▶ **Exercise aim**
Each line below that contains "label" counts once; report the total and nothing more.

▶ **Input material**
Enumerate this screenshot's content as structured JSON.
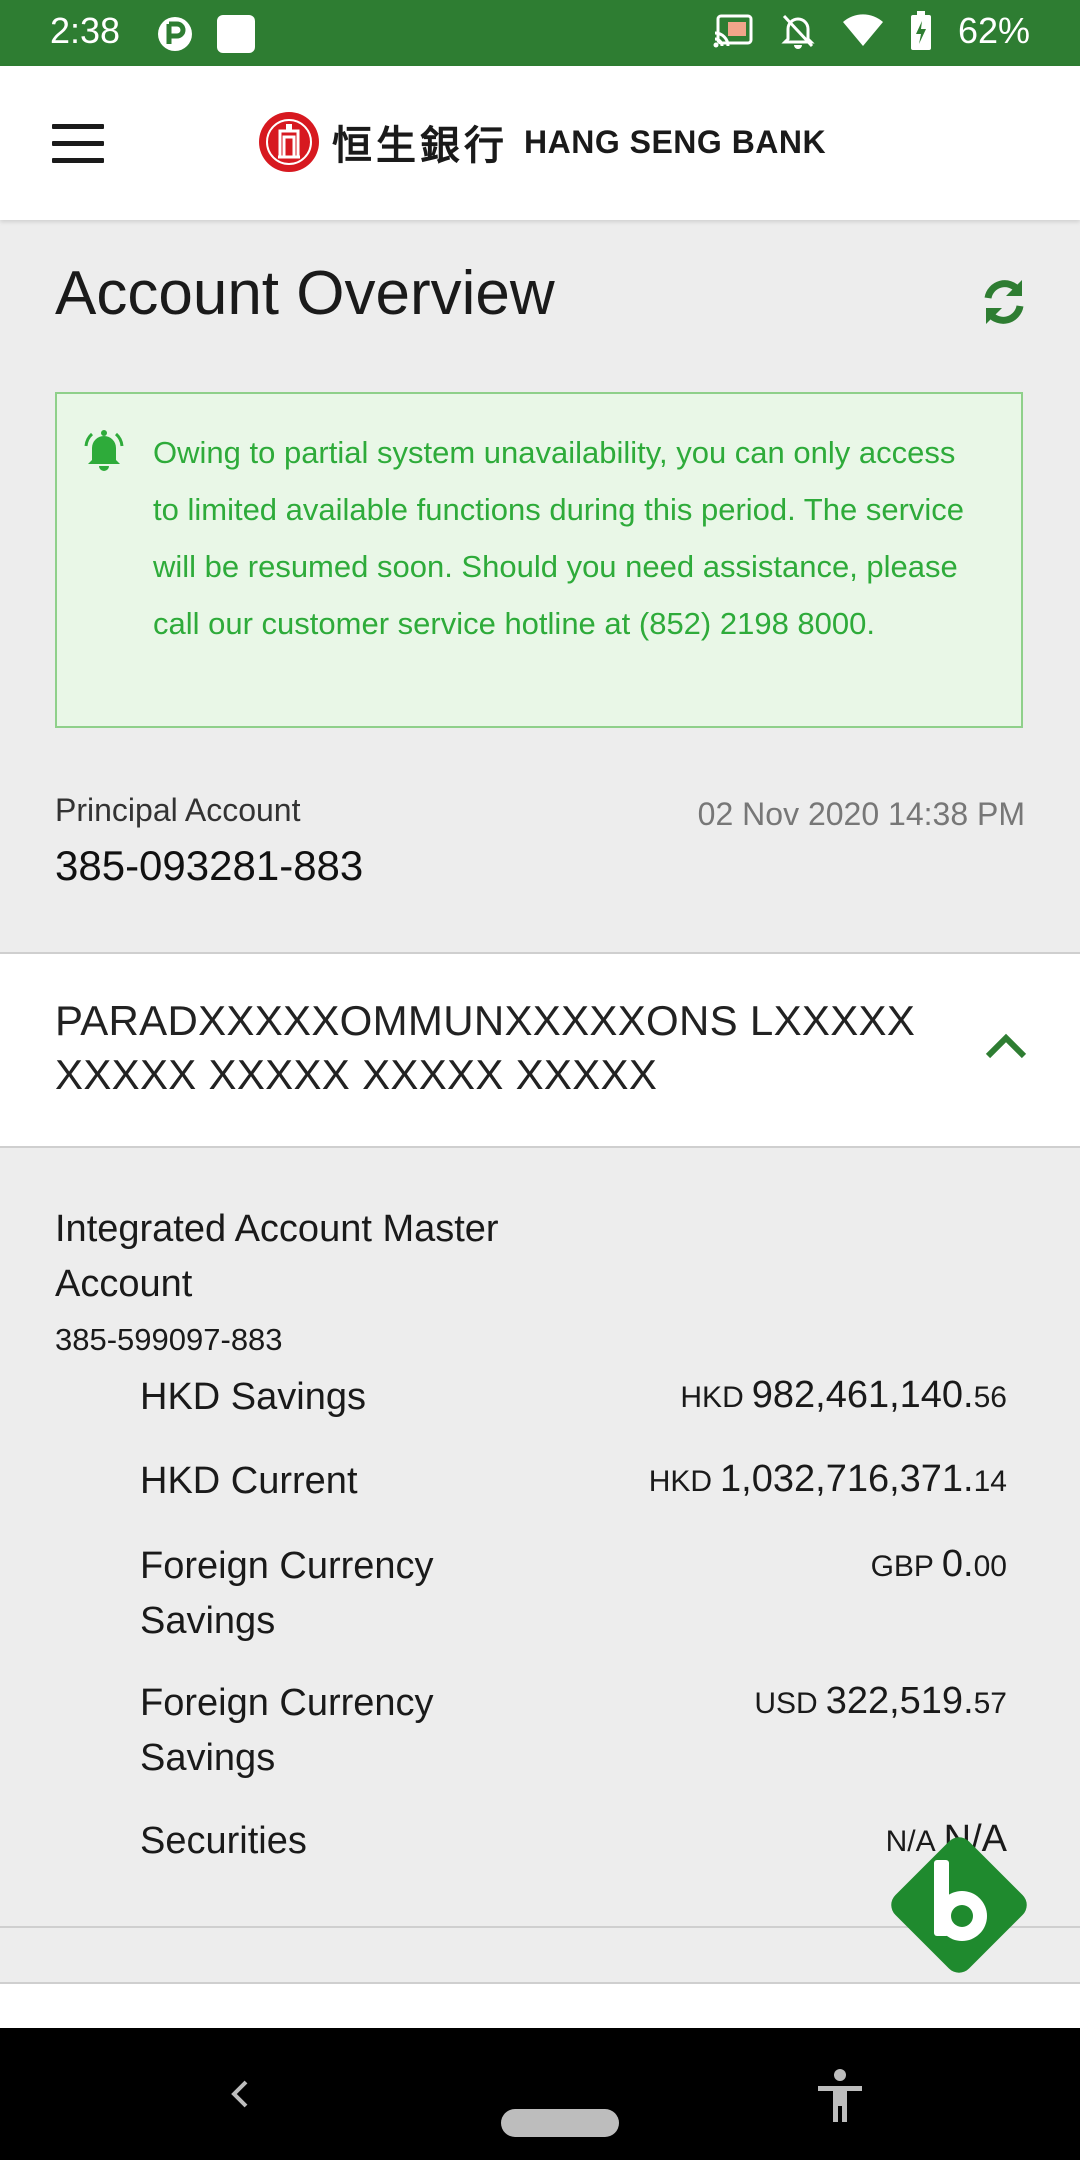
{
  "status_bar": {
    "time": "2:38",
    "battery": "62%",
    "icons": [
      "app-icon",
      "blank-notification-icon",
      "cast-icon",
      "bell-off-icon",
      "wifi-icon",
      "battery-charging-icon"
    ]
  },
  "header": {
    "brand_cn": "恒生銀行",
    "brand_en": "HANG SENG BANK",
    "icons": [
      "menu-icon",
      "hang-seng-logo"
    ]
  },
  "page": {
    "title": "Account Overview"
  },
  "notice": {
    "text": "Owing to partial system unavailability, you can only access to limited available functions during this period. The service will be resumed soon. Should you need assistance, please call our customer service hotline at (852) 2198 8000."
  },
  "principal": {
    "label": "Principal Account",
    "number": "385-093281-883",
    "timestamp": "02 Nov 2020 14:38 PM"
  },
  "customer": {
    "name": "PARADXXXXXOMMUNXXXXXONS LXXXXX XXXXX XXXXX XXXXX XXXXX"
  },
  "account": {
    "title": "Integrated Account Master Account",
    "number": "385-599097-883",
    "rows": [
      {
        "label": "HKD Savings",
        "currency": "HKD",
        "amount_int": "982,461,140.",
        "amount_dec": "56"
      },
      {
        "label": "HKD Current",
        "currency": "HKD",
        "amount_int": "1,032,716,371.",
        "amount_dec": "14"
      },
      {
        "label": "Foreign Currency Savings",
        "currency": "GBP",
        "amount_int": "0.",
        "amount_dec": "00"
      },
      {
        "label": "Foreign Currency Savings",
        "currency": "USD",
        "amount_int": "322,519.",
        "amount_dec": "57"
      },
      {
        "label": "Securities",
        "currency": "N/A",
        "amount_int": "N/A",
        "amount_dec": ""
      }
    ]
  },
  "colors": {
    "status_bar": "#2e7d32",
    "accent_green": "#2e7d32",
    "notice_text": "#2eab3a",
    "notice_bg": "#e9f7e7",
    "notice_border": "#8fd08a",
    "brand_red": "#d71920"
  }
}
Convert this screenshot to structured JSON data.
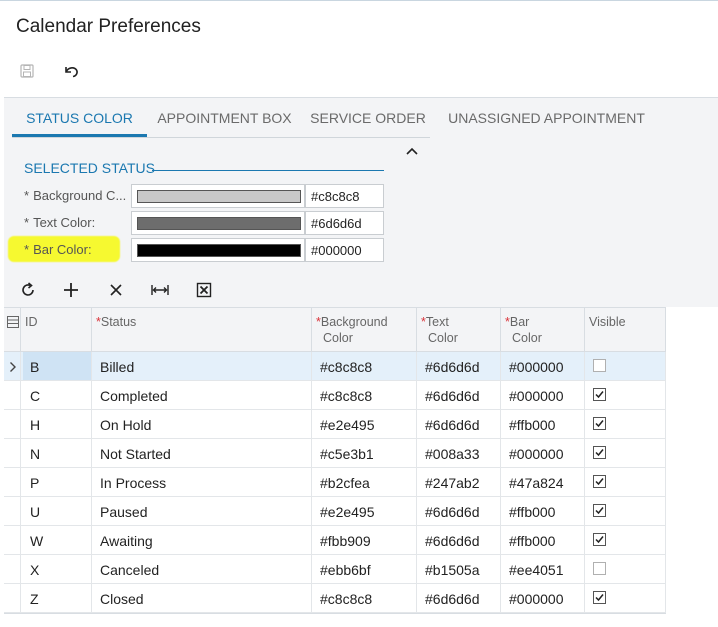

▶ **Written reply**
6